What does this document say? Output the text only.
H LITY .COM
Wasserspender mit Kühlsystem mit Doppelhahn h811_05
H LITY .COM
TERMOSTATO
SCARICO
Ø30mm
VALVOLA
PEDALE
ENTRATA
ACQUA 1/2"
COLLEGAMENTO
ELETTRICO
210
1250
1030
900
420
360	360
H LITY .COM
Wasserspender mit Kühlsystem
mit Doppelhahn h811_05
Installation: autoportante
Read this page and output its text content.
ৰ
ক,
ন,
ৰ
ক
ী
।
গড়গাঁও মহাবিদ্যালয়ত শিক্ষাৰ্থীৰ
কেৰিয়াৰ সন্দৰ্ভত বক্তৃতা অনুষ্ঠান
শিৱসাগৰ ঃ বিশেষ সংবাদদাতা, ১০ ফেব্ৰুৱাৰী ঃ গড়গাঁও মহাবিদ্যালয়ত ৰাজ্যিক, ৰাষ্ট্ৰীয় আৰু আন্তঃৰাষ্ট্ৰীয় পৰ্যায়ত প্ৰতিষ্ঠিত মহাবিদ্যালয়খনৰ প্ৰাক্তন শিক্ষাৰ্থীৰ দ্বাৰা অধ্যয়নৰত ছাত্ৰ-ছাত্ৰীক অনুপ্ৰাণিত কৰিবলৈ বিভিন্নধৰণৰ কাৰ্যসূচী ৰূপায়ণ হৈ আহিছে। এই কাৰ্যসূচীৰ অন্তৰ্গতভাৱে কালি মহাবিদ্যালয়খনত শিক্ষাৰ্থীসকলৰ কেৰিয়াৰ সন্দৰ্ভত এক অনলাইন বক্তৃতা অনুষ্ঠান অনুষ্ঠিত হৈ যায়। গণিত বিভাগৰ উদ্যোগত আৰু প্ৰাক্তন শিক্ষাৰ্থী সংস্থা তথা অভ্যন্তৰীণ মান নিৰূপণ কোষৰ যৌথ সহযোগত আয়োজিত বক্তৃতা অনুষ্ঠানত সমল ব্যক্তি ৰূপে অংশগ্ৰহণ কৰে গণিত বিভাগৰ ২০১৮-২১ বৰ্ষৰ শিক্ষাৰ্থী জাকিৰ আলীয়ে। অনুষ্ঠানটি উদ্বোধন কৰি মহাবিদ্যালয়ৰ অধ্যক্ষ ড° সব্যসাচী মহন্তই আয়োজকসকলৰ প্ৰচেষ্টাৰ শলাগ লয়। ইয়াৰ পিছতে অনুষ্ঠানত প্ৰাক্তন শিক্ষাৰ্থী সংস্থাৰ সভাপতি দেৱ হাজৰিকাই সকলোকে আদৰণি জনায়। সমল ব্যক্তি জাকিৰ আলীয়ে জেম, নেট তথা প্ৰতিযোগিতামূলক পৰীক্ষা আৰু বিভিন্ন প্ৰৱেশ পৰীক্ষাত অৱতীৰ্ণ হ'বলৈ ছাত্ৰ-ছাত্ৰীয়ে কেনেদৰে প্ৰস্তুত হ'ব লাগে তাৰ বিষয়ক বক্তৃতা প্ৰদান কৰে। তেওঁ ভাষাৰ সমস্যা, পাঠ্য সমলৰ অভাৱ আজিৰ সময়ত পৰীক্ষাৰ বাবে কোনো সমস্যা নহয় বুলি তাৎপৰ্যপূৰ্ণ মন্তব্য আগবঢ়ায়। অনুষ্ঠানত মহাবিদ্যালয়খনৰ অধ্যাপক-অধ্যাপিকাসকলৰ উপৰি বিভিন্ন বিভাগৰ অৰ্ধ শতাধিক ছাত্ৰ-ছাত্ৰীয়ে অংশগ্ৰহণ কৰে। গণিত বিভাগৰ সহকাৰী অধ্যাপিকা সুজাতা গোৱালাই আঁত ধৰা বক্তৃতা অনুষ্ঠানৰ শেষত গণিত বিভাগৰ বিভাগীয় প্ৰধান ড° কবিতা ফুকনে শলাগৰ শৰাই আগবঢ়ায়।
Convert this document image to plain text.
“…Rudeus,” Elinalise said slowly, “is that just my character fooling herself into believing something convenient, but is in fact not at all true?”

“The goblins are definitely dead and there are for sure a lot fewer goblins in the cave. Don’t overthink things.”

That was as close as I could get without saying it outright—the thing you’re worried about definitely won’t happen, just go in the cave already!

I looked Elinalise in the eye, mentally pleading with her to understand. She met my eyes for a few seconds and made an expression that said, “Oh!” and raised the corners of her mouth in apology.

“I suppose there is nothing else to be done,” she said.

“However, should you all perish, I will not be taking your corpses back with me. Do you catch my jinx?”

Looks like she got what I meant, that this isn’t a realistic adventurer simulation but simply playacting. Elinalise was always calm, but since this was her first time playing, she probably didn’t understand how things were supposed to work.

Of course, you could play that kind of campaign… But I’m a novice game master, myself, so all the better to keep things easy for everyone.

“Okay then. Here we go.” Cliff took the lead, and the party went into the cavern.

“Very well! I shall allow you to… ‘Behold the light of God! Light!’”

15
■ ■ ■ ■
Write out every entry exactly as given.

▶ _Response_:
What does this document say? Output the text only.
H LITY .COM
Wasserspender mit Kühlsystem mit Doppelhahn h811_05
H LITY .COM
TERMOSTATO
SCARICO
Ø30mm
VALVOLA
PEDALE
ENTRATA
ACQUA 1/2"
COLLEGAMENTO
ELETTRICO
210
1250
1030
900
420
360	360
H LITY .COM
Wasserspender mit Kühlsystem
mit Doppelhahn h811_05
Installation: autoportante
Read this page and output its text content.
ৰ
ক,
ন,
ৰ
ক
ী
।
গড়গাঁও মহাবিদ্যালয়ত শিক্ষাৰ্থীৰ
কেৰিয়াৰ সন্দৰ্ভত বক্তৃতা অনুষ্ঠান
শিৱসাগৰ ঃ বিশেষ সংবাদদাতা, ১০ ফেব্ৰুৱাৰী ঃ গড়গাঁও মহাবিদ্যালয়ত ৰাজ্যিক, ৰাষ্ট্ৰীয় আৰু আন্তঃৰাষ্ট্ৰীয় পৰ্যায়ত প্ৰতিষ্ঠিত মহাবিদ্যালয়খনৰ প্ৰাক্তন শিক্ষাৰ্থীৰ দ্বাৰা অধ্যয়নৰত ছাত্ৰ-ছাত্ৰীক অনুপ্ৰাণিত কৰিবলৈ বিভিন্নধৰণৰ কাৰ্যসূচী ৰূপায়ণ হৈ আহিছে। এই কাৰ্যসূচীৰ অন্তৰ্গতভাৱে কালি মহাবিদ্যালয়খনত শিক্ষাৰ্থীসকলৰ কেৰিয়াৰ সন্দৰ্ভত এক অনলাইন বক্তৃতা অনুষ্ঠান অনুষ্ঠিত হৈ যায়। গণিত বিভাগৰ উদ্যোগত আৰু প্ৰাক্তন শিক্ষাৰ্থী সংস্থা তথা অভ্যন্তৰীণ মান নিৰূপণ কোষৰ যৌথ সহযোগত আয়োজিত বক্তৃতা অনুষ্ঠানত সমল ব্যক্তি ৰূপে অংশগ্ৰহণ কৰে গণিত বিভাগৰ ২০১৮-২১ বৰ্ষৰ শিক্ষাৰ্থী জাকিৰ আলীয়ে। অনুষ্ঠানটি উদ্বোধন কৰি মহাবিদ্যালয়ৰ অধ্যক্ষ ড° সব্যসাচী মহন্তই আয়োজকসকলৰ প্ৰচেষ্টাৰ শলাগ লয়। ইয়াৰ পিছতে অনুষ্ঠানত প্ৰাক্তন শিক্ষাৰ্থী সংস্থাৰ সভাপতি দেৱ হাজৰিকাই সকলোকে আদৰণি জনায়। সমল ব্যক্তি জাকিৰ আলীয়ে জেম, নেট তথা প্ৰতিযোগিতামূলক পৰীক্ষা আৰু বিভিন্ন প্ৰৱেশ পৰীক্ষাত অৱতীৰ্ণ হ'বলৈ ছাত্ৰ-ছাত্ৰীয়ে কেনেদৰে প্ৰস্তুত হ'ব লাগে তাৰ বিষয়ক বক্তৃতা প্ৰদান কৰে। তেওঁ ভাষাৰ সমস্যা, পাঠ্য সমলৰ অভাৱ আজিৰ সময়ত পৰীক্ষাৰ বাবে কোনো সমস্যা নহয় বুলি তাৎপৰ্যপূৰ্ণ মন্তব্য আগবঢ়ায়। অনুষ্ঠানত মহাবিদ্যালয়খনৰ অধ্যাপক-অধ্যাপিকাসকলৰ উপৰি বিভিন্ন বিভাগৰ অৰ্ধ শতাধিক ছাত্ৰ-ছাত্ৰীয়ে অংশগ্ৰহণ কৰে। গণিত বিভাগৰ সহকাৰী অধ্যাপিকা সুজাতা গোৱালাই আঁত ধৰা বক্তৃতা অনুষ্ঠানৰ শেষত গণিত বিভাগৰ বিভাগীয় প্ৰধান ড° কবিতা ফুকনে শলাগৰ শৰাই আগবঢ়ায়।
Convert this document image to plain text.
“…Rudeus,” Elinalise said slowly, “is that just my character fooling herself into believing something convenient, but is in fact not at all true?”

“The goblins are definitely dead and there are for sure a lot fewer goblins in the cave. Don’t overthink things.”

That was as close as I could get without saying it outright—the thing you’re worried about definitely won’t happen, just go in the cave already!

I looked Elinalise in the eye, mentally pleading with her to understand. She met my eyes for a few seconds and made an expression that said, “Oh!” and raised the corners of her mouth in apology.

“I suppose there is nothing else to be done,” she said.

“However, should you all perish, I will not be taking your corpses back with me. Do you catch my jinx?”

Looks like she got what I meant, that this isn’t a realistic adventurer simulation but simply playacting. Elinalise was always calm, but since this was her first time playing, she probably didn’t understand how things were supposed to work.

Of course, you could play that kind of campaign… But I’m a novice game master, myself, so all the better to keep things easy for everyone.

“Okay then. Here we go.” Cliff took the lead, and the party went into the cavern.

“Very well! I shall allow you to… ‘Behold the light of God! Light!’”

15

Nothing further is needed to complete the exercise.